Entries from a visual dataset
start

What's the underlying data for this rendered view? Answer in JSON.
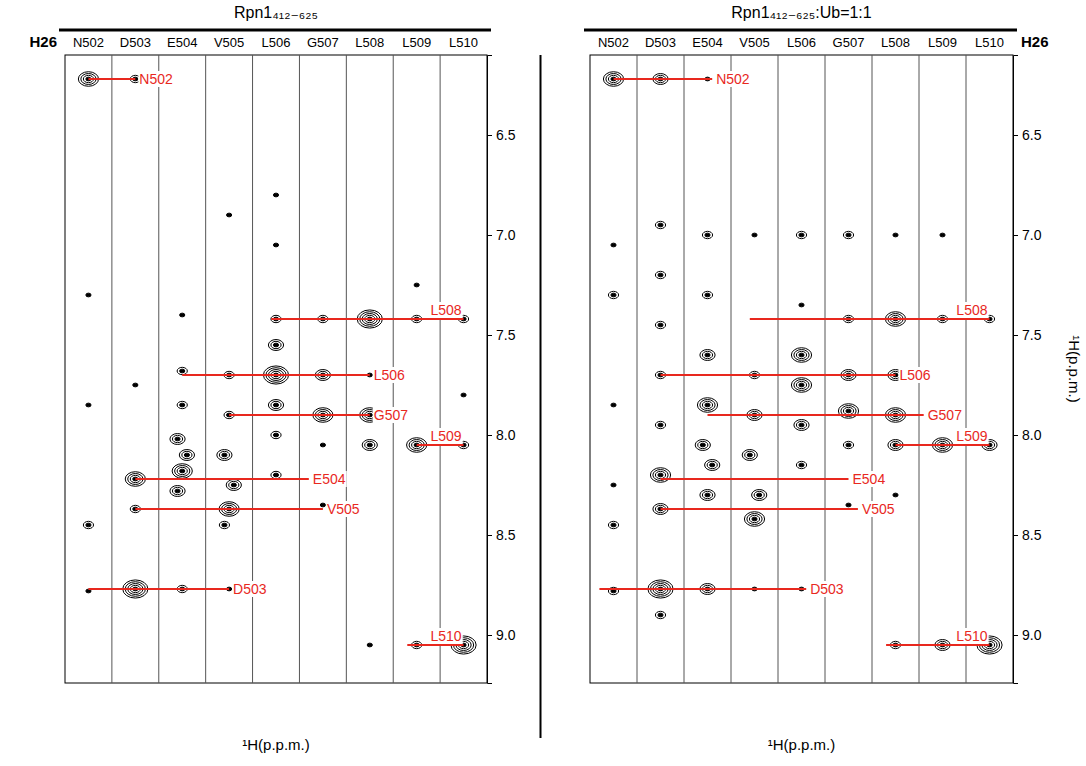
{
  "chart_data": [
    {
      "type": "nmr_strips",
      "title": "Rpn1₄₁₂₋₆₂₅",
      "label": "H26",
      "categories": [
        "N502",
        "D503",
        "E504",
        "V505",
        "L506",
        "G507",
        "L508",
        "L509",
        "L510"
      ],
      "xlim": [
        0,
        9
      ],
      "ylim": [
        6.1,
        9.24
      ],
      "yticks": [
        6.5,
        {
          "value": 7,
          "label": "7.0"
        },
        7.5,
        {
          "value": 8,
          "label": "8.0"
        },
        8.5,
        {
          "value": 9,
          "label": "9.0"
        }
      ],
      "x_axis_label": "¹H(p.p.m.)",
      "peaks": {
        "color": "#000000",
        "x": [
          0.5,
          0.5,
          0.5,
          0.5,
          0.5,
          1.5,
          1.5,
          1.5,
          1.5,
          1.5,
          2.5,
          2.5,
          2.5,
          2.4,
          2.6,
          2.5,
          2.4,
          2.5,
          3.5,
          3.5,
          3.5,
          3.4,
          3.6,
          3.5,
          3.4,
          3.5,
          4.5,
          4.5,
          4.5,
          4.5,
          4.5,
          4.5,
          4.5,
          4.5,
          5.5,
          5.5,
          5.5,
          5.5,
          5.5,
          6.5,
          6.5,
          6.5,
          6.5,
          6.5,
          7.5,
          7.5,
          7.5,
          7.5,
          8.5,
          8.5,
          8.5,
          8.5
        ],
        "y": [
          6.22,
          7.3,
          7.85,
          8.45,
          8.78,
          6.22,
          7.75,
          8.22,
          8.37,
          8.77,
          7.4,
          7.68,
          7.85,
          8.02,
          8.1,
          8.18,
          8.28,
          8.77,
          6.9,
          7.7,
          7.9,
          8.1,
          8.25,
          8.37,
          8.45,
          8.77,
          6.8,
          7.05,
          7.42,
          7.55,
          7.7,
          7.85,
          8.0,
          8.2,
          7.42,
          7.7,
          7.9,
          8.05,
          8.35,
          7.42,
          7.7,
          7.9,
          8.05,
          9.05,
          7.25,
          7.42,
          8.05,
          9.05,
          7.42,
          7.8,
          8.05,
          9.05
        ],
        "intensity": [
          4,
          1,
          1,
          2,
          1,
          2,
          1,
          4,
          2,
          5,
          1,
          2,
          2,
          3,
          3,
          4,
          3,
          2,
          1,
          2,
          2,
          3,
          3,
          4,
          2,
          1,
          1,
          1,
          2,
          3,
          5,
          3,
          2,
          2,
          2,
          3,
          4,
          1,
          1,
          5,
          1,
          4,
          3,
          1,
          1,
          2,
          4,
          2,
          2,
          1,
          2,
          5
        ]
      },
      "assignments": {
        "color": "#e8281e",
        "labels": [
          "N502",
          "L508",
          "L506",
          "G507",
          "L509",
          "E504",
          "V505",
          "D503",
          "L510"
        ],
        "y": [
          6.22,
          7.42,
          7.7,
          7.9,
          8.05,
          8.22,
          8.37,
          8.77,
          9.05
        ],
        "from": [
          0.5,
          4.4,
          2.5,
          3.5,
          7.5,
          1.5,
          1.5,
          0.5,
          7.3
        ],
        "to": [
          1.5,
          8.5,
          6.5,
          6.5,
          8.5,
          5.2,
          5.5,
          3.5,
          8.5
        ]
      }
    },
    {
      "type": "nmr_strips",
      "title": "Rpn1₄₁₂₋₆₂₅:Ub=1:1",
      "label": "H26",
      "categories": [
        "N502",
        "D503",
        "E504",
        "V505",
        "L506",
        "G507",
        "L508",
        "L509",
        "L510"
      ],
      "xlim": [
        0,
        9
      ],
      "ylim": [
        6.1,
        9.24
      ],
      "yticks": [
        6.5,
        {
          "value": 7,
          "label": "7.0"
        },
        7.5,
        {
          "value": 8,
          "label": "8.0"
        },
        8.5,
        {
          "value": 9,
          "label": "9.0"
        }
      ],
      "x_axis_label": "¹H(p.p.m.)",
      "y_axis_label": "¹H(p.p.m.)",
      "peaks": {
        "color": "#000000",
        "x": [
          0.5,
          0.5,
          0.5,
          0.5,
          0.5,
          0.5,
          0.5,
          1.5,
          1.5,
          1.5,
          1.5,
          1.5,
          1.5,
          1.5,
          1.5,
          1.5,
          1.5,
          2.5,
          2.5,
          2.5,
          2.5,
          2.5,
          2.4,
          2.6,
          2.5,
          2.5,
          3.5,
          3.5,
          3.5,
          3.4,
          3.6,
          3.5,
          3.5,
          4.5,
          4.5,
          4.5,
          4.5,
          4.5,
          4.5,
          4.5,
          5.5,
          5.5,
          5.5,
          5.5,
          5.5,
          5.5,
          6.5,
          6.5,
          6.5,
          6.5,
          6.5,
          6.5,
          6.5,
          7.5,
          7.5,
          7.5,
          7.5,
          8.5,
          8.5,
          8.5
        ],
        "y": [
          6.22,
          7.05,
          7.3,
          7.85,
          8.25,
          8.45,
          8.78,
          6.22,
          6.95,
          7.2,
          7.45,
          7.7,
          7.95,
          8.2,
          8.37,
          8.77,
          8.9,
          6.22,
          7.0,
          7.3,
          7.6,
          7.85,
          8.05,
          8.15,
          8.3,
          8.77,
          7.0,
          7.7,
          7.9,
          8.1,
          8.3,
          8.42,
          8.77,
          7.0,
          7.35,
          7.6,
          7.75,
          7.95,
          8.15,
          8.77,
          7.0,
          7.42,
          7.7,
          7.88,
          8.05,
          8.35,
          7.0,
          7.42,
          7.7,
          7.9,
          8.05,
          8.3,
          9.05,
          7.0,
          7.42,
          8.05,
          9.05,
          7.42,
          8.05,
          9.05
        ],
        "intensity": [
          4,
          1,
          2,
          1,
          1,
          2,
          2,
          3,
          2,
          2,
          2,
          2,
          2,
          4,
          3,
          5,
          2,
          1,
          2,
          2,
          3,
          4,
          3,
          3,
          3,
          3,
          1,
          2,
          3,
          3,
          3,
          4,
          1,
          2,
          1,
          4,
          4,
          3,
          2,
          1,
          2,
          2,
          3,
          4,
          2,
          1,
          1,
          4,
          3,
          4,
          3,
          1,
          2,
          1,
          2,
          4,
          3,
          2,
          3,
          5
        ]
      },
      "assignments": {
        "color": "#e8281e",
        "labels": [
          "N502",
          "L508",
          "L506",
          "G507",
          "L509",
          "E504",
          "V505",
          "D503",
          "L510"
        ],
        "y": [
          6.22,
          7.42,
          7.7,
          7.9,
          8.05,
          8.22,
          8.37,
          8.77,
          9.05
        ],
        "from": [
          0.5,
          3.4,
          1.5,
          2.5,
          6.5,
          1.5,
          1.5,
          0.2,
          6.3
        ],
        "to": [
          2.6,
          8.5,
          6.5,
          7.1,
          8.5,
          5.5,
          5.7,
          4.6,
          8.5
        ]
      }
    }
  ]
}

end

Without the pictures, repeat all the records word for word.

- _FINAL RESULT_:
What's the underlying data for this rendered view? Answer in JSON.
{
  "chart_data": [
    {
      "type": "nmr_strips",
      "title": "Rpn1₄₁₂₋₆₂₅",
      "label": "H26",
      "categories": [
        "N502",
        "D503",
        "E504",
        "V505",
        "L506",
        "G507",
        "L508",
        "L509",
        "L510"
      ],
      "xlim": [
        0,
        9
      ],
      "ylim": [
        6.1,
        9.24
      ],
      "yticks": [
        6.5,
        {
          "value": 7,
          "label": "7.0"
        },
        7.5,
        {
          "value": 8,
          "label": "8.0"
        },
        8.5,
        {
          "value": 9,
          "label": "9.0"
        }
      ],
      "x_axis_label": "¹H(p.p.m.)",
      "peaks": {
        "color": "#000000",
        "x": [
          0.5,
          0.5,
          0.5,
          0.5,
          0.5,
          1.5,
          1.5,
          1.5,
          1.5,
          1.5,
          2.5,
          2.5,
          2.5,
          2.4,
          2.6,
          2.5,
          2.4,
          2.5,
          3.5,
          3.5,
          3.5,
          3.4,
          3.6,
          3.5,
          3.4,
          3.5,
          4.5,
          4.5,
          4.5,
          4.5,
          4.5,
          4.5,
          4.5,
          4.5,
          5.5,
          5.5,
          5.5,
          5.5,
          5.5,
          6.5,
          6.5,
          6.5,
          6.5,
          6.5,
          7.5,
          7.5,
          7.5,
          7.5,
          8.5,
          8.5,
          8.5,
          8.5
        ],
        "y": [
          6.22,
          7.3,
          7.85,
          8.45,
          8.78,
          6.22,
          7.75,
          8.22,
          8.37,
          8.77,
          7.4,
          7.68,
          7.85,
          8.02,
          8.1,
          8.18,
          8.28,
          8.77,
          6.9,
          7.7,
          7.9,
          8.1,
          8.25,
          8.37,
          8.45,
          8.77,
          6.8,
          7.05,
          7.42,
          7.55,
          7.7,
          7.85,
          8.0,
          8.2,
          7.42,
          7.7,
          7.9,
          8.05,
          8.35,
          7.42,
          7.7,
          7.9,
          8.05,
          9.05,
          7.25,
          7.42,
          8.05,
          9.05,
          7.42,
          7.8,
          8.05,
          9.05
        ],
        "intensity": [
          4,
          1,
          1,
          2,
          1,
          2,
          1,
          4,
          2,
          5,
          1,
          2,
          2,
          3,
          3,
          4,
          3,
          2,
          1,
          2,
          2,
          3,
          3,
          4,
          2,
          1,
          1,
          1,
          2,
          3,
          5,
          3,
          2,
          2,
          2,
          3,
          4,
          1,
          1,
          5,
          1,
          4,
          3,
          1,
          1,
          2,
          4,
          2,
          2,
          1,
          2,
          5
        ]
      },
      "assignments": {
        "color": "#e8281e",
        "labels": [
          "N502",
          "L508",
          "L506",
          "G507",
          "L509",
          "E504",
          "V505",
          "D503",
          "L510"
        ],
        "y": [
          6.22,
          7.42,
          7.7,
          7.9,
          8.05,
          8.22,
          8.37,
          8.77,
          9.05
        ],
        "from": [
          0.5,
          4.4,
          2.5,
          3.5,
          7.5,
          1.5,
          1.5,
          0.5,
          7.3
        ],
        "to": [
          1.5,
          8.5,
          6.5,
          6.5,
          8.5,
          5.2,
          5.5,
          3.5,
          8.5
        ]
      }
    },
    {
      "type": "nmr_strips",
      "title": "Rpn1₄₁₂₋₆₂₅:Ub=1:1",
      "label": "H26",
      "categories": [
        "N502",
        "D503",
        "E504",
        "V505",
        "L506",
        "G507",
        "L508",
        "L509",
        "L510"
      ],
      "xlim": [
        0,
        9
      ],
      "ylim": [
        6.1,
        9.24
      ],
      "yticks": [
        6.5,
        {
          "value": 7,
          "label": "7.0"
        },
        7.5,
        {
          "value": 8,
          "label": "8.0"
        },
        8.5,
        {
          "value": 9,
          "label": "9.0"
        }
      ],
      "x_axis_label": "¹H(p.p.m.)",
      "y_axis_label": "¹H(p.p.m.)",
      "peaks": {
        "color": "#000000",
        "x": [
          0.5,
          0.5,
          0.5,
          0.5,
          0.5,
          0.5,
          0.5,
          1.5,
          1.5,
          1.5,
          1.5,
          1.5,
          1.5,
          1.5,
          1.5,
          1.5,
          1.5,
          2.5,
          2.5,
          2.5,
          2.5,
          2.5,
          2.4,
          2.6,
          2.5,
          2.5,
          3.5,
          3.5,
          3.5,
          3.4,
          3.6,
          3.5,
          3.5,
          4.5,
          4.5,
          4.5,
          4.5,
          4.5,
          4.5,
          4.5,
          5.5,
          5.5,
          5.5,
          5.5,
          5.5,
          5.5,
          6.5,
          6.5,
          6.5,
          6.5,
          6.5,
          6.5,
          6.5,
          7.5,
          7.5,
          7.5,
          7.5,
          8.5,
          8.5,
          8.5
        ],
        "y": [
          6.22,
          7.05,
          7.3,
          7.85,
          8.25,
          8.45,
          8.78,
          6.22,
          6.95,
          7.2,
          7.45,
          7.7,
          7.95,
          8.2,
          8.37,
          8.77,
          8.9,
          6.22,
          7.0,
          7.3,
          7.6,
          7.85,
          8.05,
          8.15,
          8.3,
          8.77,
          7.0,
          7.7,
          7.9,
          8.1,
          8.3,
          8.42,
          8.77,
          7.0,
          7.35,
          7.6,
          7.75,
          7.95,
          8.15,
          8.77,
          7.0,
          7.42,
          7.7,
          7.88,
          8.05,
          8.35,
          7.0,
          7.42,
          7.7,
          7.9,
          8.05,
          8.3,
          9.05,
          7.0,
          7.42,
          8.05,
          9.05,
          7.42,
          8.05,
          9.05
        ],
        "intensity": [
          4,
          1,
          2,
          1,
          1,
          2,
          2,
          3,
          2,
          2,
          2,
          2,
          2,
          4,
          3,
          5,
          2,
          1,
          2,
          2,
          3,
          4,
          3,
          3,
          3,
          3,
          1,
          2,
          3,
          3,
          3,
          4,
          1,
          2,
          1,
          4,
          4,
          3,
          2,
          1,
          2,
          2,
          3,
          4,
          2,
          1,
          1,
          4,
          3,
          4,
          3,
          1,
          2,
          1,
          2,
          4,
          3,
          2,
          3,
          5
        ]
      },
      "assignments": {
        "color": "#e8281e",
        "labels": [
          "N502",
          "L508",
          "L506",
          "G507",
          "L509",
          "E504",
          "V505",
          "D503",
          "L510"
        ],
        "y": [
          6.22,
          7.42,
          7.7,
          7.9,
          8.05,
          8.22,
          8.37,
          8.77,
          9.05
        ],
        "from": [
          0.5,
          3.4,
          1.5,
          2.5,
          6.5,
          1.5,
          1.5,
          0.2,
          6.3
        ],
        "to": [
          2.6,
          8.5,
          6.5,
          7.1,
          8.5,
          5.5,
          5.7,
          4.6,
          8.5
        ]
      }
    }
  ]
}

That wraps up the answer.